SET PROBLEM ▸ Each entry needs to be restated exactly as written.
===== RECORD EXCERPTS
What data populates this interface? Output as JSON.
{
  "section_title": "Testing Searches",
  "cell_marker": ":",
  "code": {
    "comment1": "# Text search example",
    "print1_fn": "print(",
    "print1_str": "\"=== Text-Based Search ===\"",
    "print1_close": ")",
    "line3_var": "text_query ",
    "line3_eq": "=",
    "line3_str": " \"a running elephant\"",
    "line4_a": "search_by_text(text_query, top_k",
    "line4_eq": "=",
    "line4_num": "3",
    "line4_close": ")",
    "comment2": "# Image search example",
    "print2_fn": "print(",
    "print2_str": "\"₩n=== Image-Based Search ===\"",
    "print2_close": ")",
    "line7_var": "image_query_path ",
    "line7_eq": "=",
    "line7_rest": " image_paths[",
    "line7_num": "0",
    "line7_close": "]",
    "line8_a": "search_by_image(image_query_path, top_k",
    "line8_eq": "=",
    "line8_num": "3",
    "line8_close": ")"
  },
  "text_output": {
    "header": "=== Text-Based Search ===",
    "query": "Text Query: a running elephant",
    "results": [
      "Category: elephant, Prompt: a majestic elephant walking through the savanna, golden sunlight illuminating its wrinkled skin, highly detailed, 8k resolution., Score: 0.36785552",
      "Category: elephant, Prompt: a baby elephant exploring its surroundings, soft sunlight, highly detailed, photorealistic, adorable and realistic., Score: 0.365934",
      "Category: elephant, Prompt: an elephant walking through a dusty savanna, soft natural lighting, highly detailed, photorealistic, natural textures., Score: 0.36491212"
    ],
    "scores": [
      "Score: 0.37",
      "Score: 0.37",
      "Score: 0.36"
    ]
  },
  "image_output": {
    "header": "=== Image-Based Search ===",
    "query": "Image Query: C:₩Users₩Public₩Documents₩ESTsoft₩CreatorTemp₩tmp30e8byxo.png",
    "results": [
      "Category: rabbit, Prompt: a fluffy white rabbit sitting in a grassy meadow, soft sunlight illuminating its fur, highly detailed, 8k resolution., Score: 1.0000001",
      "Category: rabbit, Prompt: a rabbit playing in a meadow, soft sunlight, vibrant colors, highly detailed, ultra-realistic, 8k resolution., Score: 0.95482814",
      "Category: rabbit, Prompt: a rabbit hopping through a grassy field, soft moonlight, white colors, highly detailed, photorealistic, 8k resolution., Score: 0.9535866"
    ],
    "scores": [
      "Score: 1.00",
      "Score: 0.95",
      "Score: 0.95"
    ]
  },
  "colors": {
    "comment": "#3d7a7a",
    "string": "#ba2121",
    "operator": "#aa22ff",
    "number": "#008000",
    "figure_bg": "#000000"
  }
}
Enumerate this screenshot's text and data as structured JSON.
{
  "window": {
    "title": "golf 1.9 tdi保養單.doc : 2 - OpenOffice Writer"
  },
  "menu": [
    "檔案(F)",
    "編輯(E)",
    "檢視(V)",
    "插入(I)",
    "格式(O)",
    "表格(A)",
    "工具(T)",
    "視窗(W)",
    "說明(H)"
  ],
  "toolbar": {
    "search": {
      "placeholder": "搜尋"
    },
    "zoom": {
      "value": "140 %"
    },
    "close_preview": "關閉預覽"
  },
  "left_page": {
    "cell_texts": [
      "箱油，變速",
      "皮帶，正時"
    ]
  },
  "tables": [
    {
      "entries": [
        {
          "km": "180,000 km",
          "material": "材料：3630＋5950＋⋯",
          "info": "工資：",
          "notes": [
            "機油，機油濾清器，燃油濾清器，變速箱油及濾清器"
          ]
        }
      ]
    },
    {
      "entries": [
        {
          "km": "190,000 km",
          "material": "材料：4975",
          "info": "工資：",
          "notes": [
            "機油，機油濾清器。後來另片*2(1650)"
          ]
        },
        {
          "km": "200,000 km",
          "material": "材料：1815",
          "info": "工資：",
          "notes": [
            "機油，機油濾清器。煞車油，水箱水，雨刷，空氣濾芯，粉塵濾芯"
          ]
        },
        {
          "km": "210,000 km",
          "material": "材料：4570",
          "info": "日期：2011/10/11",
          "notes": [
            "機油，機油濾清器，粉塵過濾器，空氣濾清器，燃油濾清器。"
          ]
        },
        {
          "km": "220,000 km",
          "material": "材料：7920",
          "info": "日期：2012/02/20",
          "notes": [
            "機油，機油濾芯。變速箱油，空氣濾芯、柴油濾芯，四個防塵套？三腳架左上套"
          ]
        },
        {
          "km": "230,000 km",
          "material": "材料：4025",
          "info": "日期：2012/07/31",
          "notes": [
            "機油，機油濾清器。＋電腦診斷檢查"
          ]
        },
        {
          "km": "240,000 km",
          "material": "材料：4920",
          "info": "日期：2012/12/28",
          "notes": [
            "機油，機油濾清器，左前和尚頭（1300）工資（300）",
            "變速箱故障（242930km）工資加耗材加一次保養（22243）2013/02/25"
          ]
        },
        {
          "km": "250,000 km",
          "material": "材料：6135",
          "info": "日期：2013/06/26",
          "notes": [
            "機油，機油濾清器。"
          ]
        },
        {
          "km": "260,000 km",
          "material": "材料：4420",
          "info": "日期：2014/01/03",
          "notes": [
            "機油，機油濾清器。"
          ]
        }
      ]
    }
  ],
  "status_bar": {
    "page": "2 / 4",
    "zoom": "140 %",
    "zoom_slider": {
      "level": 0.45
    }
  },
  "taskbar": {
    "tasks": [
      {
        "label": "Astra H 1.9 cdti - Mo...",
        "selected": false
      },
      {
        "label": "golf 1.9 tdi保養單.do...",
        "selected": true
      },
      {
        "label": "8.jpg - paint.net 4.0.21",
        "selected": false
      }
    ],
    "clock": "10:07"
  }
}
==========
EXERCISE RESPONSE ▸
What data populates this interface? Output as JSON.
{
  "section_title": "Testing Searches",
  "cell_marker": ":",
  "code": {
    "comment1": "# Text search example",
    "print1_fn": "print(",
    "print1_str": "\"=== Text-Based Search ===\"",
    "print1_close": ")",
    "line3_var": "text_query ",
    "line3_eq": "=",
    "line3_str": " \"a running elephant\"",
    "line4_a": "search_by_text(text_query, top_k",
    "line4_eq": "=",
    "line4_num": "3",
    "line4_close": ")",
    "comment2": "# Image search example",
    "print2_fn": "print(",
    "print2_str": "\"₩n=== Image-Based Search ===\"",
    "print2_close": ")",
    "line7_var": "image_query_path ",
    "line7_eq": "=",
    "line7_rest": " image_paths[",
    "line7_num": "0",
    "line7_close": "]",
    "line8_a": "search_by_image(image_query_path, top_k",
    "line8_eq": "=",
    "line8_num": "3",
    "line8_close": ")"
  },
  "text_output": {
    "header": "=== Text-Based Search ===",
    "query": "Text Query: a running elephant",
    "results": [
      "Category: elephant, Prompt: a majestic elephant walking through the savanna, golden sunlight illuminating its wrinkled skin, highly detailed, 8k resolution., Score: 0.36785552",
      "Category: elephant, Prompt: a baby elephant exploring its surroundings, soft sunlight, highly detailed, photorealistic, adorable and realistic., Score: 0.365934",
      "Category: elephant, Prompt: an elephant walking through a dusty savanna, soft natural lighting, highly detailed, photorealistic, natural textures., Score: 0.36491212"
    ],
    "scores": [
      "Score: 0.37",
      "Score: 0.37",
      "Score: 0.36"
    ]
  },
  "image_output": {
    "header": "=== Image-Based Search ===",
    "query": "Image Query: C:₩Users₩Public₩Documents₩ESTsoft₩CreatorTemp₩tmp30e8byxo.png",
    "results": [
      "Category: rabbit, Prompt: a fluffy white rabbit sitting in a grassy meadow, soft sunlight illuminating its fur, highly detailed, 8k resolution., Score: 1.0000001",
      "Category: rabbit, Prompt: a rabbit playing in a meadow, soft sunlight, vibrant colors, highly detailed, ultra-realistic, 8k resolution., Score: 0.95482814",
      "Category: rabbit, Prompt: a rabbit hopping through a grassy field, soft moonlight, white colors, highly detailed, photorealistic, 8k resolution., Score: 0.9535866"
    ],
    "scores": [
      "Score: 1.00",
      "Score: 0.95",
      "Score: 0.95"
    ]
  },
  "colors": {
    "comment": "#3d7a7a",
    "string": "#ba2121",
    "operator": "#aa22ff",
    "number": "#008000",
    "figure_bg": "#000000"
  }
}
Enumerate this screenshot's text and data as structured JSON.
{
  "window": {
    "title": "golf 1.9 tdi保養單.doc : 2 - OpenOffice Writer"
  },
  "menu": [
    "檔案(F)",
    "編輯(E)",
    "檢視(V)",
    "插入(I)",
    "格式(O)",
    "表格(A)",
    "工具(T)",
    "視窗(W)",
    "說明(H)"
  ],
  "toolbar": {
    "search": {
      "placeholder": "搜尋"
    },
    "zoom": {
      "value": "140 %"
    },
    "close_preview": "關閉預覽"
  },
  "left_page": {
    "cell_texts": [
      "箱油，變速",
      "皮帶，正時"
    ]
  },
  "tables": [
    {
      "entries": [
        {
          "km": "180,000 km",
          "material": "材料：3630＋5950＋⋯",
          "info": "工資：",
          "notes": [
            "機油，機油濾清器，燃油濾清器，變速箱油及濾清器"
          ]
        }
      ]
    },
    {
      "entries": [
        {
          "km": "190,000 km",
          "material": "材料：4975",
          "info": "工資：",
          "notes": [
            "機油，機油濾清器。後來另片*2(1650)"
          ]
        },
        {
          "km": "200,000 km",
          "material": "材料：1815",
          "info": "工資：",
          "notes": [
            "機油，機油濾清器。煞車油，水箱水，雨刷，空氣濾芯，粉塵濾芯"
          ]
        },
        {
          "km": "210,000 km",
          "material": "材料：4570",
          "info": "日期：2011/10/11",
          "notes": [
            "機油，機油濾清器，粉塵過濾器，空氣濾清器，燃油濾清器。"
          ]
        },
        {
          "km": "220,000 km",
          "material": "材料：7920",
          "info": "日期：2012/02/20",
          "notes": [
            "機油，機油濾芯。變速箱油，空氣濾芯、柴油濾芯，四個防塵套？三腳架左上套"
          ]
        },
        {
          "km": "230,000 km",
          "material": "材料：4025",
          "info": "日期：2012/07/31",
          "notes": [
            "機油，機油濾清器。＋電腦診斷檢查"
          ]
        },
        {
          "km": "240,000 km",
          "material": "材料：4920",
          "info": "日期：2012/12/28",
          "notes": [
            "機油，機油濾清器，左前和尚頭（1300）工資（300）",
            "變速箱故障（242930km）工資加耗材加一次保養（22243）2013/02/25"
          ]
        },
        {
          "km": "250,000 km",
          "material": "材料：6135",
          "info": "日期：2013/06/26",
          "notes": [
            "機油，機油濾清器。"
          ]
        },
        {
          "km": "260,000 km",
          "material": "材料：4420",
          "info": "日期：2014/01/03",
          "notes": [
            "機油，機油濾清器。"
          ]
        }
      ]
    }
  ],
  "status_bar": {
    "page": "2 / 4",
    "zoom": "140 %",
    "zoom_slider": {
      "level": 0.45
    }
  },
  "taskbar": {
    "tasks": [
      {
        "label": "Astra H 1.9 cdti - Mo...",
        "selected": false
      },
      {
        "label": "golf 1.9 tdi保養單.do...",
        "selected": true
      },
      {
        "label": "8.jpg - paint.net 4.0.21",
        "selected": false
      }
    ],
    "clock": "10:07"
  }
}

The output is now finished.